▼

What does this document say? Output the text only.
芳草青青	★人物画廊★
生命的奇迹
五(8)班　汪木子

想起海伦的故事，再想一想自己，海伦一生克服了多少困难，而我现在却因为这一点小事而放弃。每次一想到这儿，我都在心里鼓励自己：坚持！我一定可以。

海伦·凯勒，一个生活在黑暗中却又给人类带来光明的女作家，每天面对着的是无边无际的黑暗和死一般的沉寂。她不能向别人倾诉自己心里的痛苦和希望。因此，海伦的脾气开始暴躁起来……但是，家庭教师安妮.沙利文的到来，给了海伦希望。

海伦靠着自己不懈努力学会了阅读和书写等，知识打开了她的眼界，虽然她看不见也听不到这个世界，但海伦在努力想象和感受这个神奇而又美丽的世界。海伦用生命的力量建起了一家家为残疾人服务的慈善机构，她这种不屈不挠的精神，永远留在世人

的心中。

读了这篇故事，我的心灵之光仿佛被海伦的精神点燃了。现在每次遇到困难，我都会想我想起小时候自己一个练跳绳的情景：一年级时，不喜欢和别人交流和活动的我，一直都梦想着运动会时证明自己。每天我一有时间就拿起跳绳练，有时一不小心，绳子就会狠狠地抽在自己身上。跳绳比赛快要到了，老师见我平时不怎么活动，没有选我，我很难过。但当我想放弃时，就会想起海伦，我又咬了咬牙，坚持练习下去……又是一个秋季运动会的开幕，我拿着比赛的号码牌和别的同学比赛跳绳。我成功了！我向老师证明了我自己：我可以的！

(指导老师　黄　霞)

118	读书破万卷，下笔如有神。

▲

» Set exercise: Exactly reproduce every line found in the records.

» Task output:
What does this document say? Output the text only.
芳草青青	★人物画廊★
生命的奇迹
五(8)班　汪木子

想起海伦的故事，再想一想自己，海伦一生克服了多少困难，而我现在却因为这一点小事而放弃。每次一想到这儿，我都在心里鼓励自己：坚持！我一定可以。

海伦·凯勒，一个生活在黑暗中却又给人类带来光明的女作家，每天面对着的是无边无际的黑暗和死一般的沉寂。她不能向别人倾诉自己心里的痛苦和希望。因此，海伦的脾气开始暴躁起来……但是，家庭教师安妮.沙利文的到来，给了海伦希望。

海伦靠着自己不懈努力学会了阅读和书写等，知识打开了她的眼界，虽然她看不见也听不到这个世界，但海伦在努力想象和感受这个神奇而又美丽的世界。海伦用生命的力量建起了一家家为残疾人服务的慈善机构，她这种不屈不挠的精神，永远留在世人

的心中。

读了这篇故事，我的心灵之光仿佛被海伦的精神点燃了。现在每次遇到困难，我都会想我想起小时候自己一个练跳绳的情景：一年级时，不喜欢和别人交流和活动的我，一直都梦想着运动会时证明自己。每天我一有时间就拿起跳绳练，有时一不小心，绳子就会狠狠地抽在自己身上。跳绳比赛快要到了，老师见我平时不怎么活动，没有选我，我很难过。但当我想放弃时，就会想起海伦，我又咬了咬牙，坚持练习下去……又是一个秋季运动会的开幕，我拿着比赛的号码牌和别的同学比赛跳绳。我成功了！我向老师证明了我自己：我可以的！

(指导老师　黄　霞)

118	读书破万卷，下笔如有神。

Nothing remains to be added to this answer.